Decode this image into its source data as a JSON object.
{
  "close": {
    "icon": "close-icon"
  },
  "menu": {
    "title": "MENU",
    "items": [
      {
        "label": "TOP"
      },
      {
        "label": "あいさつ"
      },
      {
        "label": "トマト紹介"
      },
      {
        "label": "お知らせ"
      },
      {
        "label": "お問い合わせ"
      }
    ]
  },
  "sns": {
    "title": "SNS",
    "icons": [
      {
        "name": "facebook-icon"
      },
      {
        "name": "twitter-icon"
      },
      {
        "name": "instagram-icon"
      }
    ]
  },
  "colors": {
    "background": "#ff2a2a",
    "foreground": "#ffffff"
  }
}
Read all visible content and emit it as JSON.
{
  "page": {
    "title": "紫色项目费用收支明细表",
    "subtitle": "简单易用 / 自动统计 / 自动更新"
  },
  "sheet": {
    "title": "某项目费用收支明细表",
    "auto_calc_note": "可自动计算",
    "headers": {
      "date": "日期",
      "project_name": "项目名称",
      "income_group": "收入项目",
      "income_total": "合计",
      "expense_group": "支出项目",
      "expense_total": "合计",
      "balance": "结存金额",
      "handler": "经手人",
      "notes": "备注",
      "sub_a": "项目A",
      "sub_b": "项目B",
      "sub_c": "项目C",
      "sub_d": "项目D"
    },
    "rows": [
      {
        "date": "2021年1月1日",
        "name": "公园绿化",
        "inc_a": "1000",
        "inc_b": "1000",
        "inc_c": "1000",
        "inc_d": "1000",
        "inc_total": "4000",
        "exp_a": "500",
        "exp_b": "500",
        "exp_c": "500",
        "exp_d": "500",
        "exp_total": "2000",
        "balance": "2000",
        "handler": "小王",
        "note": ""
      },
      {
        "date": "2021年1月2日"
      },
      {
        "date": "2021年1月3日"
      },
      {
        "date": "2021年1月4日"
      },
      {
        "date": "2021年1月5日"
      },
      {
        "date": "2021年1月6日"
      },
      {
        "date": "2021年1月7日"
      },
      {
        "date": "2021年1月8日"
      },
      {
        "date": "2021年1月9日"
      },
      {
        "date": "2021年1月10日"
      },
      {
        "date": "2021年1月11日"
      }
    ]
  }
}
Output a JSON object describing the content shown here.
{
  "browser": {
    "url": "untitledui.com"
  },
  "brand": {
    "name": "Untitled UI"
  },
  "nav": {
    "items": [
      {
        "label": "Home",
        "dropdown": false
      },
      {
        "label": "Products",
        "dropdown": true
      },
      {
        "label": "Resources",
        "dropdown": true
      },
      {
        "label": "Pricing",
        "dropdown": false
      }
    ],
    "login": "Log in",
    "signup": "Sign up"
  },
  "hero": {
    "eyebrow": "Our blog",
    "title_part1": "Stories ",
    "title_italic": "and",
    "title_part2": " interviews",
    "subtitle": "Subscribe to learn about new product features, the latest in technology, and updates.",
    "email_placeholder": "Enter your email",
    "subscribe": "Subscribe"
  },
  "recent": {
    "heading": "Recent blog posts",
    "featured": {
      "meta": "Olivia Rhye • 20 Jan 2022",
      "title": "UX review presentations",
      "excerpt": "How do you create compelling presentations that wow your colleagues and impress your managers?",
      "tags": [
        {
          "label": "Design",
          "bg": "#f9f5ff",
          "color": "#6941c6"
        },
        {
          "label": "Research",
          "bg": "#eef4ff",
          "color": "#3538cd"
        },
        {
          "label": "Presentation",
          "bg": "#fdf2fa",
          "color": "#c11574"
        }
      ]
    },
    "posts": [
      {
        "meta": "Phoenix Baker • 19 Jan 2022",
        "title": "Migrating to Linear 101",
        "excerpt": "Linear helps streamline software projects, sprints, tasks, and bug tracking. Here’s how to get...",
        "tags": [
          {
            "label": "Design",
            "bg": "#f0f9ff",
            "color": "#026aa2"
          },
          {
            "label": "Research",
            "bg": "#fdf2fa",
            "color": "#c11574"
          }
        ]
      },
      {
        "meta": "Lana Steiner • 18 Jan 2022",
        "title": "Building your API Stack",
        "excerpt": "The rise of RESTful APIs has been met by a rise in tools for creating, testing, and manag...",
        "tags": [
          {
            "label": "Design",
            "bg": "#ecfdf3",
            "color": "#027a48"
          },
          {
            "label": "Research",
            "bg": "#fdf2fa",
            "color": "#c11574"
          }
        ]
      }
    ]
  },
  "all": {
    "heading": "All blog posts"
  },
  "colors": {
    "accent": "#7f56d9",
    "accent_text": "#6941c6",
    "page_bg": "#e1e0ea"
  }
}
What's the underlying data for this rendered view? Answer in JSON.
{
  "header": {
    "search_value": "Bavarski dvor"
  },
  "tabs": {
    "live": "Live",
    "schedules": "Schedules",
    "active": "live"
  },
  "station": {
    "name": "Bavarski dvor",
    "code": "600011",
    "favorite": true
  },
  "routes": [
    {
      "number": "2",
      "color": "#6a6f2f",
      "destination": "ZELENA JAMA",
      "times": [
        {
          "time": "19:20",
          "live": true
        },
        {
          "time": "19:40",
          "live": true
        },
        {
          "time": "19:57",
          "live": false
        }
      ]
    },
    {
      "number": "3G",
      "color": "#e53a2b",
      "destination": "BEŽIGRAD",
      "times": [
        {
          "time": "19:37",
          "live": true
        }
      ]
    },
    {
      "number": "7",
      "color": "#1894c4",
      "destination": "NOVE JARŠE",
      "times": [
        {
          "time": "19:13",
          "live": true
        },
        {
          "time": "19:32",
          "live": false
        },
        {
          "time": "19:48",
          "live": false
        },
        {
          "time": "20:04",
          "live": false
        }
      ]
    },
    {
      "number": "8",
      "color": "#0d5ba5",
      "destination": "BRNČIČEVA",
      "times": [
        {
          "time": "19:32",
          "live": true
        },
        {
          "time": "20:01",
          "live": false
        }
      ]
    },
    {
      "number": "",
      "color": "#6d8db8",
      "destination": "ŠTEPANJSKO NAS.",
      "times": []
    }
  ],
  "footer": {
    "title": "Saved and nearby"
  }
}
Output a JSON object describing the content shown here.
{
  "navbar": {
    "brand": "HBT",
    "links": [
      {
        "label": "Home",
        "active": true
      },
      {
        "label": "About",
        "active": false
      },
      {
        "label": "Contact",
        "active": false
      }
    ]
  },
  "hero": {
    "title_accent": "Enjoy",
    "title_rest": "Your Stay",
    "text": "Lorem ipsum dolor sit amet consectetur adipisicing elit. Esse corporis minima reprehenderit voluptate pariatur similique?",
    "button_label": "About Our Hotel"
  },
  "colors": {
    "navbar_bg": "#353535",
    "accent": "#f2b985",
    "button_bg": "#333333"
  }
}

☆ ☆ ☆

TASK PROMPT:
All of the records must be repeated exactly.

TASK RESPONSE:
Decode this image into its source data as a JSON object.
{
  "close": {
    "icon": "close-icon"
  },
  "menu": {
    "title": "MENU",
    "items": [
      {
        "label": "TOP"
      },
      {
        "label": "あいさつ"
      },
      {
        "label": "トマト紹介"
      },
      {
        "label": "お知らせ"
      },
      {
        "label": "お問い合わせ"
      }
    ]
  },
  "sns": {
    "title": "SNS",
    "icons": [
      {
        "name": "facebook-icon"
      },
      {
        "name": "twitter-icon"
      },
      {
        "name": "instagram-icon"
      }
    ]
  },
  "colors": {
    "background": "#ff2a2a",
    "foreground": "#ffffff"
  }
}
Read all visible content and emit it as JSON.
{
  "page": {
    "title": "紫色项目费用收支明细表",
    "subtitle": "简单易用 / 自动统计 / 自动更新"
  },
  "sheet": {
    "title": "某项目费用收支明细表",
    "auto_calc_note": "可自动计算",
    "headers": {
      "date": "日期",
      "project_name": "项目名称",
      "income_group": "收入项目",
      "income_total": "合计",
      "expense_group": "支出项目",
      "expense_total": "合计",
      "balance": "结存金额",
      "handler": "经手人",
      "notes": "备注",
      "sub_a": "项目A",
      "sub_b": "项目B",
      "sub_c": "项目C",
      "sub_d": "项目D"
    },
    "rows": [
      {
        "date": "2021年1月1日",
        "name": "公园绿化",
        "inc_a": "1000",
        "inc_b": "1000",
        "inc_c": "1000",
        "inc_d": "1000",
        "inc_total": "4000",
        "exp_a": "500",
        "exp_b": "500",
        "exp_c": "500",
        "exp_d": "500",
        "exp_total": "2000",
        "balance": "2000",
        "handler": "小王",
        "note": ""
      },
      {
        "date": "2021年1月2日"
      },
      {
        "date": "2021年1月3日"
      },
      {
        "date": "2021年1月4日"
      },
      {
        "date": "2021年1月5日"
      },
      {
        "date": "2021年1月6日"
      },
      {
        "date": "2021年1月7日"
      },
      {
        "date": "2021年1月8日"
      },
      {
        "date": "2021年1月9日"
      },
      {
        "date": "2021年1月10日"
      },
      {
        "date": "2021年1月11日"
      }
    ]
  }
}
Output a JSON object describing the content shown here.
{
  "browser": {
    "url": "untitledui.com"
  },
  "brand": {
    "name": "Untitled UI"
  },
  "nav": {
    "items": [
      {
        "label": "Home",
        "dropdown": false
      },
      {
        "label": "Products",
        "dropdown": true
      },
      {
        "label": "Resources",
        "dropdown": true
      },
      {
        "label": "Pricing",
        "dropdown": false
      }
    ],
    "login": "Log in",
    "signup": "Sign up"
  },
  "hero": {
    "eyebrow": "Our blog",
    "title_part1": "Stories ",
    "title_italic": "and",
    "title_part2": " interviews",
    "subtitle": "Subscribe to learn about new product features, the latest in technology, and updates.",
    "email_placeholder": "Enter your email",
    "subscribe": "Subscribe"
  },
  "recent": {
    "heading": "Recent blog posts",
    "featured": {
      "meta": "Olivia Rhye • 20 Jan 2022",
      "title": "UX review presentations",
      "excerpt": "How do you create compelling presentations that wow your colleagues and impress your managers?",
      "tags": [
        {
          "label": "Design",
          "bg": "#f9f5ff",
          "color": "#6941c6"
        },
        {
          "label": "Research",
          "bg": "#eef4ff",
          "color": "#3538cd"
        },
        {
          "label": "Presentation",
          "bg": "#fdf2fa",
          "color": "#c11574"
        }
      ]
    },
    "posts": [
      {
        "meta": "Phoenix Baker • 19 Jan 2022",
        "title": "Migrating to Linear 101",
        "excerpt": "Linear helps streamline software projects, sprints, tasks, and bug tracking. Here’s how to get...",
        "tags": [
          {
            "label": "Design",
            "bg": "#f0f9ff",
            "color": "#026aa2"
          },
          {
            "label": "Research",
            "bg": "#fdf2fa",
            "color": "#c11574"
          }
        ]
      },
      {
        "meta": "Lana Steiner • 18 Jan 2022",
        "title": "Building your API Stack",
        "excerpt": "The rise of RESTful APIs has been met by a rise in tools for creating, testing, and manag...",
        "tags": [
          {
            "label": "Design",
            "bg": "#ecfdf3",
            "color": "#027a48"
          },
          {
            "label": "Research",
            "bg": "#fdf2fa",
            "color": "#c11574"
          }
        ]
      }
    ]
  },
  "all": {
    "heading": "All blog posts"
  },
  "colors": {
    "accent": "#7f56d9",
    "accent_text": "#6941c6",
    "page_bg": "#e1e0ea"
  }
}
What's the underlying data for this rendered view? Answer in JSON.
{
  "header": {
    "search_value": "Bavarski dvor"
  },
  "tabs": {
    "live": "Live",
    "schedules": "Schedules",
    "active": "live"
  },
  "station": {
    "name": "Bavarski dvor",
    "code": "600011",
    "favorite": true
  },
  "routes": [
    {
      "number": "2",
      "color": "#6a6f2f",
      "destination": "ZELENA JAMA",
      "times": [
        {
          "time": "19:20",
          "live": true
        },
        {
          "time": "19:40",
          "live": true
        },
        {
          "time": "19:57",
          "live": false
        }
      ]
    },
    {
      "number": "3G",
      "color": "#e53a2b",
      "destination": "BEŽIGRAD",
      "times": [
        {
          "time": "19:37",
          "live": true
        }
      ]
    },
    {
      "number": "7",
      "color": "#1894c4",
      "destination": "NOVE JARŠE",
      "times": [
        {
          "time": "19:13",
          "live": true
        },
        {
          "time": "19:32",
          "live": false
        },
        {
          "time": "19:48",
          "live": false
        },
        {
          "time": "20:04",
          "live": false
        }
      ]
    },
    {
      "number": "8",
      "color": "#0d5ba5",
      "destination": "BRNČIČEVA",
      "times": [
        {
          "time": "19:32",
          "live": true
        },
        {
          "time": "20:01",
          "live": false
        }
      ]
    },
    {
      "number": "",
      "color": "#6d8db8",
      "destination": "ŠTEPANJSKO NAS.",
      "times": []
    }
  ],
  "footer": {
    "title": "Saved and nearby"
  }
}
Output a JSON object describing the content shown here.
{
  "navbar": {
    "brand": "HBT",
    "links": [
      {
        "label": "Home",
        "active": true
      },
      {
        "label": "About",
        "active": false
      },
      {
        "label": "Contact",
        "active": false
      }
    ]
  },
  "hero": {
    "title_accent": "Enjoy",
    "title_rest": "Your Stay",
    "text": "Lorem ipsum dolor sit amet consectetur adipisicing elit. Esse corporis minima reprehenderit voluptate pariatur similique?",
    "button_label": "About Our Hotel"
  },
  "colors": {
    "navbar_bg": "#353535",
    "accent": "#f2b985",
    "button_bg": "#333333"
  }
}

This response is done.